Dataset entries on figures

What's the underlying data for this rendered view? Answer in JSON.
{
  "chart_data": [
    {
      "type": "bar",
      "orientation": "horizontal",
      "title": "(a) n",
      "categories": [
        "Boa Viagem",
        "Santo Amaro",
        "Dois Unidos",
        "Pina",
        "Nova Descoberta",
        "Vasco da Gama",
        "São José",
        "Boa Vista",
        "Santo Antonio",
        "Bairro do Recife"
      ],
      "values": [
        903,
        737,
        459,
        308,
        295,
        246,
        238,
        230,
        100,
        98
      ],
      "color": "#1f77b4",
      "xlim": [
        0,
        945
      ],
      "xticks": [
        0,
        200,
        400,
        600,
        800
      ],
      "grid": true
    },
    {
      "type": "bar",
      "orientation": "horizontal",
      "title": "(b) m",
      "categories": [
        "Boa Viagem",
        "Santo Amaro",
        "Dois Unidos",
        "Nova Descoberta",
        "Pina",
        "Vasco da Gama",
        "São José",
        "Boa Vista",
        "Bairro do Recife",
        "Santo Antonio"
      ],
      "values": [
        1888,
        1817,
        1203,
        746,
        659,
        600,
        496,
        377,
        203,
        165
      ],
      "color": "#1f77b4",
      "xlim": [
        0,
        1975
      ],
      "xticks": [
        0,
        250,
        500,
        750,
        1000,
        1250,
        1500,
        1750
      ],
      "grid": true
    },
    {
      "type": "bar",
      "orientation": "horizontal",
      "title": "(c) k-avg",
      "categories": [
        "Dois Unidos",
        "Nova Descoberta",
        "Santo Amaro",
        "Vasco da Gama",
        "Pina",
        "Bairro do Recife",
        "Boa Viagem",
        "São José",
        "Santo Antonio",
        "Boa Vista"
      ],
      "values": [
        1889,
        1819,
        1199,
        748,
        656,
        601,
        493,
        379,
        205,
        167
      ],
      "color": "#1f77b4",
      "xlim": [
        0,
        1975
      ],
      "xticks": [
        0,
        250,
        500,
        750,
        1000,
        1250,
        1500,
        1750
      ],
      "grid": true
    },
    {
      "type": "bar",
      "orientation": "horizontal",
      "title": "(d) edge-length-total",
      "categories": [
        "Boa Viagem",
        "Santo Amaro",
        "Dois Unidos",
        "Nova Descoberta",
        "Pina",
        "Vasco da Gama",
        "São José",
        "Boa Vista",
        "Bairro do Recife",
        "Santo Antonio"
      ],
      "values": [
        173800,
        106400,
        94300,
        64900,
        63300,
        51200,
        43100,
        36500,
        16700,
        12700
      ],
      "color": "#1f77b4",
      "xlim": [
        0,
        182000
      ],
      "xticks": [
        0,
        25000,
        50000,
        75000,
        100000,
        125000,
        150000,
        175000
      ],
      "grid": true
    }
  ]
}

▸ **PROBLEM TO WORK ON**
Quote every line of the data, word for word.

▸ **RESPONSE BELOW**
What's the underlying data for this rendered view? Answer in JSON.
{
  "chart_data": [
    {
      "type": "bar",
      "orientation": "horizontal",
      "title": "(a) n",
      "categories": [
        "Boa Viagem",
        "Santo Amaro",
        "Dois Unidos",
        "Pina",
        "Nova Descoberta",
        "Vasco da Gama",
        "São José",
        "Boa Vista",
        "Santo Antonio",
        "Bairro do Recife"
      ],
      "values": [
        903,
        737,
        459,
        308,
        295,
        246,
        238,
        230,
        100,
        98
      ],
      "color": "#1f77b4",
      "xlim": [
        0,
        945
      ],
      "xticks": [
        0,
        200,
        400,
        600,
        800
      ],
      "grid": true
    },
    {
      "type": "bar",
      "orientation": "horizontal",
      "title": "(b) m",
      "categories": [
        "Boa Viagem",
        "Santo Amaro",
        "Dois Unidos",
        "Nova Descoberta",
        "Pina",
        "Vasco da Gama",
        "São José",
        "Boa Vista",
        "Bairro do Recife",
        "Santo Antonio"
      ],
      "values": [
        1888,
        1817,
        1203,
        746,
        659,
        600,
        496,
        377,
        203,
        165
      ],
      "color": "#1f77b4",
      "xlim": [
        0,
        1975
      ],
      "xticks": [
        0,
        250,
        500,
        750,
        1000,
        1250,
        1500,
        1750
      ],
      "grid": true
    },
    {
      "type": "bar",
      "orientation": "horizontal",
      "title": "(c) k-avg",
      "categories": [
        "Dois Unidos",
        "Nova Descoberta",
        "Santo Amaro",
        "Vasco da Gama",
        "Pina",
        "Bairro do Recife",
        "Boa Viagem",
        "São José",
        "Santo Antonio",
        "Boa Vista"
      ],
      "values": [
        1889,
        1819,
        1199,
        748,
        656,
        601,
        493,
        379,
        205,
        167
      ],
      "color": "#1f77b4",
      "xlim": [
        0,
        1975
      ],
      "xticks": [
        0,
        250,
        500,
        750,
        1000,
        1250,
        1500,
        1750
      ],
      "grid": true
    },
    {
      "type": "bar",
      "orientation": "horizontal",
      "title": "(d) edge-length-total",
      "categories": [
        "Boa Viagem",
        "Santo Amaro",
        "Dois Unidos",
        "Nova Descoberta",
        "Pina",
        "Vasco da Gama",
        "São José",
        "Boa Vista",
        "Bairro do Recife",
        "Santo Antonio"
      ],
      "values": [
        173800,
        106400,
        94300,
        64900,
        63300,
        51200,
        43100,
        36500,
        16700,
        12700
      ],
      "color": "#1f77b4",
      "xlim": [
        0,
        182000
      ],
      "xticks": [
        0,
        25000,
        50000,
        75000,
        100000,
        125000,
        150000,
        175000
      ],
      "grid": true
    }
  ]
}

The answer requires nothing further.